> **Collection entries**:
------------------------

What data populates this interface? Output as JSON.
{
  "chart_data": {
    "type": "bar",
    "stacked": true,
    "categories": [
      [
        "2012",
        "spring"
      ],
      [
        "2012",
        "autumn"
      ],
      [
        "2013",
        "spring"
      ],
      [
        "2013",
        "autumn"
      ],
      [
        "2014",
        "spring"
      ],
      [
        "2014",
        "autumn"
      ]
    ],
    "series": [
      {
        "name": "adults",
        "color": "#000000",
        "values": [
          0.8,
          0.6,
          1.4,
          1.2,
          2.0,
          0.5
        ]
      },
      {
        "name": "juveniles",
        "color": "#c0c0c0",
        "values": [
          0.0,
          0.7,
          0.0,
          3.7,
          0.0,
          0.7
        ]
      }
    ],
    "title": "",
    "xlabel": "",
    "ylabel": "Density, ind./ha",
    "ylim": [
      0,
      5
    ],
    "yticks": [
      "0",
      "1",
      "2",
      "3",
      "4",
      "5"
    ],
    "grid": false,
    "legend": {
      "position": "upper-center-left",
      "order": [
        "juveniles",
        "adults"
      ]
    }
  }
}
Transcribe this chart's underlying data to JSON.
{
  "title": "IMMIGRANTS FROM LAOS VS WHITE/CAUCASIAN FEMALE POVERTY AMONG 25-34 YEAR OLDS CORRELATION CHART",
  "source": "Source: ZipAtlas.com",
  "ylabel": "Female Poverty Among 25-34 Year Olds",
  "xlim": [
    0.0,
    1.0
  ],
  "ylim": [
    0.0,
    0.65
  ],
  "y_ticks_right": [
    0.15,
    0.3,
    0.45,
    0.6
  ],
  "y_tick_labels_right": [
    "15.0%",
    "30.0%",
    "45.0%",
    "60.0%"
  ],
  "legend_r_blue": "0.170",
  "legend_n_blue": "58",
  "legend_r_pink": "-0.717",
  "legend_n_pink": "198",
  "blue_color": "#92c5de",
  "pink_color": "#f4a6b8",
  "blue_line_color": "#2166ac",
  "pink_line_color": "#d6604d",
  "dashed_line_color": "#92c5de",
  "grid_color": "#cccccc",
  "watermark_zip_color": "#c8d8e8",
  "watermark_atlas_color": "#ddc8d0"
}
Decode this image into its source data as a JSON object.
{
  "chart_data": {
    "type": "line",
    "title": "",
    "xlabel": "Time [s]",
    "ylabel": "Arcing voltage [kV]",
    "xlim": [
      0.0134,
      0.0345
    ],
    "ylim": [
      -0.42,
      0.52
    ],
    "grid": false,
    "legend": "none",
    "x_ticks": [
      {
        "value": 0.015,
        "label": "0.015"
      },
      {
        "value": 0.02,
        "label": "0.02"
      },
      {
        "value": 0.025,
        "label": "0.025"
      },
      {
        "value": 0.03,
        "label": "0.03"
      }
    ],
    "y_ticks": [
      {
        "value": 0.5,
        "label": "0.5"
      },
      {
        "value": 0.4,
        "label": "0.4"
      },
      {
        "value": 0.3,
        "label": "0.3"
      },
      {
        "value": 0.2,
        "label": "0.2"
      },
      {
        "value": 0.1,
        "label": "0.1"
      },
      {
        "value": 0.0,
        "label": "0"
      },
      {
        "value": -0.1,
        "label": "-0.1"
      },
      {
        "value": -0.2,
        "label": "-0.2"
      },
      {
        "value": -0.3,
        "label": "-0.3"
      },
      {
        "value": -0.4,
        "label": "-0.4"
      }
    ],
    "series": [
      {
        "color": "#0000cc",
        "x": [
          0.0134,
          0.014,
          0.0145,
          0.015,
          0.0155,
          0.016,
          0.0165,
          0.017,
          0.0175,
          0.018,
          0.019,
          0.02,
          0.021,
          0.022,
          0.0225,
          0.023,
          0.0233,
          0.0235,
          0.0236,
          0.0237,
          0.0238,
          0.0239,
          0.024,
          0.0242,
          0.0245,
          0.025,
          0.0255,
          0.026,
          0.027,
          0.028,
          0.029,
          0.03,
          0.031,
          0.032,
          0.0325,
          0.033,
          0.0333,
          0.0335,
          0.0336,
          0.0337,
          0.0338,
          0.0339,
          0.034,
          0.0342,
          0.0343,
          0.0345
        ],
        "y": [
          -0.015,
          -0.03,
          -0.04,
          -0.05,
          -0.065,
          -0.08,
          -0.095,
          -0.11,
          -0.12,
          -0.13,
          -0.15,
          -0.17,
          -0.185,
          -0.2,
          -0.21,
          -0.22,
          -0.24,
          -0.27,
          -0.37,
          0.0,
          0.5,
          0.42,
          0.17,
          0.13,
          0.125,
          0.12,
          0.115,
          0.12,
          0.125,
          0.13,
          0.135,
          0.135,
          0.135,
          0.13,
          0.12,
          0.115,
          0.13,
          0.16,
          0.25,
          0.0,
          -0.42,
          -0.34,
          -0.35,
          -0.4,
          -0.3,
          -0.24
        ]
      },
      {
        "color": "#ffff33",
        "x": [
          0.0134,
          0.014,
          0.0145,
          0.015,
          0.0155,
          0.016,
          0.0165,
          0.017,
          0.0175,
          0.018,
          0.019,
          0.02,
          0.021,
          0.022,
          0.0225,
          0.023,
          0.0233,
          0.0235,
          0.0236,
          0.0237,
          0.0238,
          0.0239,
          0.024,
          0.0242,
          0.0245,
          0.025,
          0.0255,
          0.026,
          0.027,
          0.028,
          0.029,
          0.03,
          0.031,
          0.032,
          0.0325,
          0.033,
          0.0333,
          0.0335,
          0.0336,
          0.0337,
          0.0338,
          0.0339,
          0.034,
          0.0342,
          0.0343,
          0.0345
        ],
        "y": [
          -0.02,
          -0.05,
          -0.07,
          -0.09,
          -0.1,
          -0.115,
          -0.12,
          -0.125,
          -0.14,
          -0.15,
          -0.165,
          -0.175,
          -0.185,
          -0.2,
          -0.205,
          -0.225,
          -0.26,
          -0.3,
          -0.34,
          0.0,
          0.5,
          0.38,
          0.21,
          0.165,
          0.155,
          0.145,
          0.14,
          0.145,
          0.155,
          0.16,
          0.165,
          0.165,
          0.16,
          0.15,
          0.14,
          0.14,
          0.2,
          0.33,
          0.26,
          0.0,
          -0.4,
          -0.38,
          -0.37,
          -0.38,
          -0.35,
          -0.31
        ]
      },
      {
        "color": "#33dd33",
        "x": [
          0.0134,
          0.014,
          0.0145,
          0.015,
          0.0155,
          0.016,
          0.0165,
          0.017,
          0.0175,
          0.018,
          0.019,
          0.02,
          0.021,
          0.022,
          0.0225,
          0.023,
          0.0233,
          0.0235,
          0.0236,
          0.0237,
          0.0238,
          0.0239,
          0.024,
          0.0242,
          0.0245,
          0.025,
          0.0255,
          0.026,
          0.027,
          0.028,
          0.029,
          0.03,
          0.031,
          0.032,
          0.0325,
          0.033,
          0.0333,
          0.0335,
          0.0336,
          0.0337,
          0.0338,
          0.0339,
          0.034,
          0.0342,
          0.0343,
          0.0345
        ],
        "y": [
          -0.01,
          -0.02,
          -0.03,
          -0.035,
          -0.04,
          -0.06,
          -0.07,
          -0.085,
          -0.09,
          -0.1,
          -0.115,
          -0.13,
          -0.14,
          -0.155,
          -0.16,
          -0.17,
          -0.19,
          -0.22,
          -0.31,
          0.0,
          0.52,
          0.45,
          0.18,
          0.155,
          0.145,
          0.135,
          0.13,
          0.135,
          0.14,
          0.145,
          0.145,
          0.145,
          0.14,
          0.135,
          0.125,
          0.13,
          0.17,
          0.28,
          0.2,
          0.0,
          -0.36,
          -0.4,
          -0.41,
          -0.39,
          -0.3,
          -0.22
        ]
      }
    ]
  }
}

------------------------

> **What is required**:
Exactly as they are written, print the entries again.

> **Task response**:
What data populates this interface? Output as JSON.
{
  "chart_data": {
    "type": "bar",
    "stacked": true,
    "categories": [
      [
        "2012",
        "spring"
      ],
      [
        "2012",
        "autumn"
      ],
      [
        "2013",
        "spring"
      ],
      [
        "2013",
        "autumn"
      ],
      [
        "2014",
        "spring"
      ],
      [
        "2014",
        "autumn"
      ]
    ],
    "series": [
      {
        "name": "adults",
        "color": "#000000",
        "values": [
          0.8,
          0.6,
          1.4,
          1.2,
          2.0,
          0.5
        ]
      },
      {
        "name": "juveniles",
        "color": "#c0c0c0",
        "values": [
          0.0,
          0.7,
          0.0,
          3.7,
          0.0,
          0.7
        ]
      }
    ],
    "title": "",
    "xlabel": "",
    "ylabel": "Density, ind./ha",
    "ylim": [
      0,
      5
    ],
    "yticks": [
      "0",
      "1",
      "2",
      "3",
      "4",
      "5"
    ],
    "grid": false,
    "legend": {
      "position": "upper-center-left",
      "order": [
        "juveniles",
        "adults"
      ]
    }
  }
}
Transcribe this chart's underlying data to JSON.
{
  "title": "IMMIGRANTS FROM LAOS VS WHITE/CAUCASIAN FEMALE POVERTY AMONG 25-34 YEAR OLDS CORRELATION CHART",
  "source": "Source: ZipAtlas.com",
  "ylabel": "Female Poverty Among 25-34 Year Olds",
  "xlim": [
    0.0,
    1.0
  ],
  "ylim": [
    0.0,
    0.65
  ],
  "y_ticks_right": [
    0.15,
    0.3,
    0.45,
    0.6
  ],
  "y_tick_labels_right": [
    "15.0%",
    "30.0%",
    "45.0%",
    "60.0%"
  ],
  "legend_r_blue": "0.170",
  "legend_n_blue": "58",
  "legend_r_pink": "-0.717",
  "legend_n_pink": "198",
  "blue_color": "#92c5de",
  "pink_color": "#f4a6b8",
  "blue_line_color": "#2166ac",
  "pink_line_color": "#d6604d",
  "dashed_line_color": "#92c5de",
  "grid_color": "#cccccc",
  "watermark_zip_color": "#c8d8e8",
  "watermark_atlas_color": "#ddc8d0"
}
Decode this image into its source data as a JSON object.
{
  "chart_data": {
    "type": "line",
    "title": "",
    "xlabel": "Time [s]",
    "ylabel": "Arcing voltage [kV]",
    "xlim": [
      0.0134,
      0.0345
    ],
    "ylim": [
      -0.42,
      0.52
    ],
    "grid": false,
    "legend": "none",
    "x_ticks": [
      {
        "value": 0.015,
        "label": "0.015"
      },
      {
        "value": 0.02,
        "label": "0.02"
      },
      {
        "value": 0.025,
        "label": "0.025"
      },
      {
        "value": 0.03,
        "label": "0.03"
      }
    ],
    "y_ticks": [
      {
        "value": 0.5,
        "label": "0.5"
      },
      {
        "value": 0.4,
        "label": "0.4"
      },
      {
        "value": 0.3,
        "label": "0.3"
      },
      {
        "value": 0.2,
        "label": "0.2"
      },
      {
        "value": 0.1,
        "label": "0.1"
      },
      {
        "value": 0.0,
        "label": "0"
      },
      {
        "value": -0.1,
        "label": "-0.1"
      },
      {
        "value": -0.2,
        "label": "-0.2"
      },
      {
        "value": -0.3,
        "label": "-0.3"
      },
      {
        "value": -0.4,
        "label": "-0.4"
      }
    ],
    "series": [
      {
        "color": "#0000cc",
        "x": [
          0.0134,
          0.014,
          0.0145,
          0.015,
          0.0155,
          0.016,
          0.0165,
          0.017,
          0.0175,
          0.018,
          0.019,
          0.02,
          0.021,
          0.022,
          0.0225,
          0.023,
          0.0233,
          0.0235,
          0.0236,
          0.0237,
          0.0238,
          0.0239,
          0.024,
          0.0242,
          0.0245,
          0.025,
          0.0255,
          0.026,
          0.027,
          0.028,
          0.029,
          0.03,
          0.031,
          0.032,
          0.0325,
          0.033,
          0.0333,
          0.0335,
          0.0336,
          0.0337,
          0.0338,
          0.0339,
          0.034,
          0.0342,
          0.0343,
          0.0345
        ],
        "y": [
          -0.015,
          -0.03,
          -0.04,
          -0.05,
          -0.065,
          -0.08,
          -0.095,
          -0.11,
          -0.12,
          -0.13,
          -0.15,
          -0.17,
          -0.185,
          -0.2,
          -0.21,
          -0.22,
          -0.24,
          -0.27,
          -0.37,
          0.0,
          0.5,
          0.42,
          0.17,
          0.13,
          0.125,
          0.12,
          0.115,
          0.12,
          0.125,
          0.13,
          0.135,
          0.135,
          0.135,
          0.13,
          0.12,
          0.115,
          0.13,
          0.16,
          0.25,
          0.0,
          -0.42,
          -0.34,
          -0.35,
          -0.4,
          -0.3,
          -0.24
        ]
      },
      {
        "color": "#ffff33",
        "x": [
          0.0134,
          0.014,
          0.0145,
          0.015,
          0.0155,
          0.016,
          0.0165,
          0.017,
          0.0175,
          0.018,
          0.019,
          0.02,
          0.021,
          0.022,
          0.0225,
          0.023,
          0.0233,
          0.0235,
          0.0236,
          0.0237,
          0.0238,
          0.0239,
          0.024,
          0.0242,
          0.0245,
          0.025,
          0.0255,
          0.026,
          0.027,
          0.028,
          0.029,
          0.03,
          0.031,
          0.032,
          0.0325,
          0.033,
          0.0333,
          0.0335,
          0.0336,
          0.0337,
          0.0338,
          0.0339,
          0.034,
          0.0342,
          0.0343,
          0.0345
        ],
        "y": [
          -0.02,
          -0.05,
          -0.07,
          -0.09,
          -0.1,
          -0.115,
          -0.12,
          -0.125,
          -0.14,
          -0.15,
          -0.165,
          -0.175,
          -0.185,
          -0.2,
          -0.205,
          -0.225,
          -0.26,
          -0.3,
          -0.34,
          0.0,
          0.5,
          0.38,
          0.21,
          0.165,
          0.155,
          0.145,
          0.14,
          0.145,
          0.155,
          0.16,
          0.165,
          0.165,
          0.16,
          0.15,
          0.14,
          0.14,
          0.2,
          0.33,
          0.26,
          0.0,
          -0.4,
          -0.38,
          -0.37,
          -0.38,
          -0.35,
          -0.31
        ]
      },
      {
        "color": "#33dd33",
        "x": [
          0.0134,
          0.014,
          0.0145,
          0.015,
          0.0155,
          0.016,
          0.0165,
          0.017,
          0.0175,
          0.018,
          0.019,
          0.02,
          0.021,
          0.022,
          0.0225,
          0.023,
          0.0233,
          0.0235,
          0.0236,
          0.0237,
          0.0238,
          0.0239,
          0.024,
          0.0242,
          0.0245,
          0.025,
          0.0255,
          0.026,
          0.027,
          0.028,
          0.029,
          0.03,
          0.031,
          0.032,
          0.0325,
          0.033,
          0.0333,
          0.0335,
          0.0336,
          0.0337,
          0.0338,
          0.0339,
          0.034,
          0.0342,
          0.0343,
          0.0345
        ],
        "y": [
          -0.01,
          -0.02,
          -0.03,
          -0.035,
          -0.04,
          -0.06,
          -0.07,
          -0.085,
          -0.09,
          -0.1,
          -0.115,
          -0.13,
          -0.14,
          -0.155,
          -0.16,
          -0.17,
          -0.19,
          -0.22,
          -0.31,
          0.0,
          0.52,
          0.45,
          0.18,
          0.155,
          0.145,
          0.135,
          0.13,
          0.135,
          0.14,
          0.145,
          0.145,
          0.145,
          0.14,
          0.135,
          0.125,
          0.13,
          0.17,
          0.28,
          0.2,
          0.0,
          -0.36,
          -0.4,
          -0.41,
          -0.39,
          -0.3,
          -0.22
        ]
      }
    ]
  }
}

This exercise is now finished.